■ Task to complete ■
Copy all the material below, exactly as it stands.

■ Input for this task ■
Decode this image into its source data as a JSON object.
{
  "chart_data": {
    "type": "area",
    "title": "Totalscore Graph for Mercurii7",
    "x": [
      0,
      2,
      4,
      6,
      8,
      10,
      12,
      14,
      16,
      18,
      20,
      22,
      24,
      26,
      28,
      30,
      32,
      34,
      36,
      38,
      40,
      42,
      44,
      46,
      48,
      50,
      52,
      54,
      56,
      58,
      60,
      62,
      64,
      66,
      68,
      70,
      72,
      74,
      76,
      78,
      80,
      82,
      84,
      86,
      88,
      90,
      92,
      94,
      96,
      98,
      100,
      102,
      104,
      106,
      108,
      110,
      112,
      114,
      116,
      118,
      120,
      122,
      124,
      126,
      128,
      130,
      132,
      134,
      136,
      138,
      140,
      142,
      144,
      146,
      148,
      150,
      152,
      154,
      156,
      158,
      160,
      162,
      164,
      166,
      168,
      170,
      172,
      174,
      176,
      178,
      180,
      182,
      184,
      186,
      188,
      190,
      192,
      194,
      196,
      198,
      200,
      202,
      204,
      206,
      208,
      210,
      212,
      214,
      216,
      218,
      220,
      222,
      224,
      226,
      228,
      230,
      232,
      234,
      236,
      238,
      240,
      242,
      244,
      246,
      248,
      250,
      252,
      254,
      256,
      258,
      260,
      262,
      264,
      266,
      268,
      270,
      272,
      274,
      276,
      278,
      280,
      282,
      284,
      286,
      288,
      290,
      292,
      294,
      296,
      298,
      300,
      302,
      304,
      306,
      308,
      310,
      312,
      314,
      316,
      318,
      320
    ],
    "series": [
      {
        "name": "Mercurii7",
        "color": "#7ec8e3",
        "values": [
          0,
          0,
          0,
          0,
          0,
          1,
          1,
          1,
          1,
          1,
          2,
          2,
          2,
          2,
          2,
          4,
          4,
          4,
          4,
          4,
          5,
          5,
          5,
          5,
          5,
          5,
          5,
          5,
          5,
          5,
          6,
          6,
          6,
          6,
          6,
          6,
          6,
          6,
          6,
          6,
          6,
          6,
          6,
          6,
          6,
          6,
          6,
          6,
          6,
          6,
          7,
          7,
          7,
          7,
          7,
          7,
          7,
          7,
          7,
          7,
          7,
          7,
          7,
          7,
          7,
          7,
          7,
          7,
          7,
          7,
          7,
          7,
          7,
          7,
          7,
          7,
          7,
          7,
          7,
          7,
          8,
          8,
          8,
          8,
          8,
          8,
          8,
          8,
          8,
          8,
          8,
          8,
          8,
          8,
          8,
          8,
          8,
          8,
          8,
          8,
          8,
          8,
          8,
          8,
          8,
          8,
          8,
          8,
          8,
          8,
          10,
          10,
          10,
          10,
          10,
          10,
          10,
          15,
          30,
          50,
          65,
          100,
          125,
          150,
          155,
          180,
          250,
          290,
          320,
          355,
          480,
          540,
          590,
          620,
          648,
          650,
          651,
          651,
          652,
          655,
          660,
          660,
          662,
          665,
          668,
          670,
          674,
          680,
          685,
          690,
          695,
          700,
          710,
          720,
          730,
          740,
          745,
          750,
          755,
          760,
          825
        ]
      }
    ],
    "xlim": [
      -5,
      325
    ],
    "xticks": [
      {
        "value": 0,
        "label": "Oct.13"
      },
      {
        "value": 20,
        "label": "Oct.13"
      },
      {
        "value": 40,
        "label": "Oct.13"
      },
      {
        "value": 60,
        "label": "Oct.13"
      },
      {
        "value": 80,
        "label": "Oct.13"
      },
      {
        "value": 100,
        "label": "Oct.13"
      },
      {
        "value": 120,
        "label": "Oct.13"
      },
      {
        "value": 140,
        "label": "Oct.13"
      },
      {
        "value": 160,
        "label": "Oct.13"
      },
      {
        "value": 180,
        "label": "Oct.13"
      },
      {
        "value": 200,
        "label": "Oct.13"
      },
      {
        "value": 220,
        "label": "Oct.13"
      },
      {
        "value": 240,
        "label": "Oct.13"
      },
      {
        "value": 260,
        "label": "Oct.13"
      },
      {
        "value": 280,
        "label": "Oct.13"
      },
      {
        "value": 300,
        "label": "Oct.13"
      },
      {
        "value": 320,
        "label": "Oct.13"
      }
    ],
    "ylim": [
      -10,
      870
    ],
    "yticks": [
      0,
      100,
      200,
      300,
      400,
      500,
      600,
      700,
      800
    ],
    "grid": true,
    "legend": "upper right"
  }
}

■ Solved exercise ■
Decode this image into its source data as a JSON object.
{
  "chart_data": {
    "type": "area",
    "title": "Totalscore Graph for Mercurii7",
    "x": [
      0,
      2,
      4,
      6,
      8,
      10,
      12,
      14,
      16,
      18,
      20,
      22,
      24,
      26,
      28,
      30,
      32,
      34,
      36,
      38,
      40,
      42,
      44,
      46,
      48,
      50,
      52,
      54,
      56,
      58,
      60,
      62,
      64,
      66,
      68,
      70,
      72,
      74,
      76,
      78,
      80,
      82,
      84,
      86,
      88,
      90,
      92,
      94,
      96,
      98,
      100,
      102,
      104,
      106,
      108,
      110,
      112,
      114,
      116,
      118,
      120,
      122,
      124,
      126,
      128,
      130,
      132,
      134,
      136,
      138,
      140,
      142,
      144,
      146,
      148,
      150,
      152,
      154,
      156,
      158,
      160,
      162,
      164,
      166,
      168,
      170,
      172,
      174,
      176,
      178,
      180,
      182,
      184,
      186,
      188,
      190,
      192,
      194,
      196,
      198,
      200,
      202,
      204,
      206,
      208,
      210,
      212,
      214,
      216,
      218,
      220,
      222,
      224,
      226,
      228,
      230,
      232,
      234,
      236,
      238,
      240,
      242,
      244,
      246,
      248,
      250,
      252,
      254,
      256,
      258,
      260,
      262,
      264,
      266,
      268,
      270,
      272,
      274,
      276,
      278,
      280,
      282,
      284,
      286,
      288,
      290,
      292,
      294,
      296,
      298,
      300,
      302,
      304,
      306,
      308,
      310,
      312,
      314,
      316,
      318,
      320
    ],
    "series": [
      {
        "name": "Mercurii7",
        "color": "#7ec8e3",
        "values": [
          0,
          0,
          0,
          0,
          0,
          1,
          1,
          1,
          1,
          1,
          2,
          2,
          2,
          2,
          2,
          4,
          4,
          4,
          4,
          4,
          5,
          5,
          5,
          5,
          5,
          5,
          5,
          5,
          5,
          5,
          6,
          6,
          6,
          6,
          6,
          6,
          6,
          6,
          6,
          6,
          6,
          6,
          6,
          6,
          6,
          6,
          6,
          6,
          6,
          6,
          7,
          7,
          7,
          7,
          7,
          7,
          7,
          7,
          7,
          7,
          7,
          7,
          7,
          7,
          7,
          7,
          7,
          7,
          7,
          7,
          7,
          7,
          7,
          7,
          7,
          7,
          7,
          7,
          7,
          7,
          8,
          8,
          8,
          8,
          8,
          8,
          8,
          8,
          8,
          8,
          8,
          8,
          8,
          8,
          8,
          8,
          8,
          8,
          8,
          8,
          8,
          8,
          8,
          8,
          8,
          8,
          8,
          8,
          8,
          8,
          10,
          10,
          10,
          10,
          10,
          10,
          10,
          15,
          30,
          50,
          65,
          100,
          125,
          150,
          155,
          180,
          250,
          290,
          320,
          355,
          480,
          540,
          590,
          620,
          648,
          650,
          651,
          651,
          652,
          655,
          660,
          660,
          662,
          665,
          668,
          670,
          674,
          680,
          685,
          690,
          695,
          700,
          710,
          720,
          730,
          740,
          745,
          750,
          755,
          760,
          825
        ]
      }
    ],
    "xlim": [
      -5,
      325
    ],
    "xticks": [
      {
        "value": 0,
        "label": "Oct.13"
      },
      {
        "value": 20,
        "label": "Oct.13"
      },
      {
        "value": 40,
        "label": "Oct.13"
      },
      {
        "value": 60,
        "label": "Oct.13"
      },
      {
        "value": 80,
        "label": "Oct.13"
      },
      {
        "value": 100,
        "label": "Oct.13"
      },
      {
        "value": 120,
        "label": "Oct.13"
      },
      {
        "value": 140,
        "label": "Oct.13"
      },
      {
        "value": 160,
        "label": "Oct.13"
      },
      {
        "value": 180,
        "label": "Oct.13"
      },
      {
        "value": 200,
        "label": "Oct.13"
      },
      {
        "value": 220,
        "label": "Oct.13"
      },
      {
        "value": 240,
        "label": "Oct.13"
      },
      {
        "value": 260,
        "label": "Oct.13"
      },
      {
        "value": 280,
        "label": "Oct.13"
      },
      {
        "value": 300,
        "label": "Oct.13"
      },
      {
        "value": 320,
        "label": "Oct.13"
      }
    ],
    "ylim": [
      -10,
      870
    ],
    "yticks": [
      0,
      100,
      200,
      300,
      400,
      500,
      600,
      700,
      800
    ],
    "grid": true,
    "legend": "upper right"
  }
}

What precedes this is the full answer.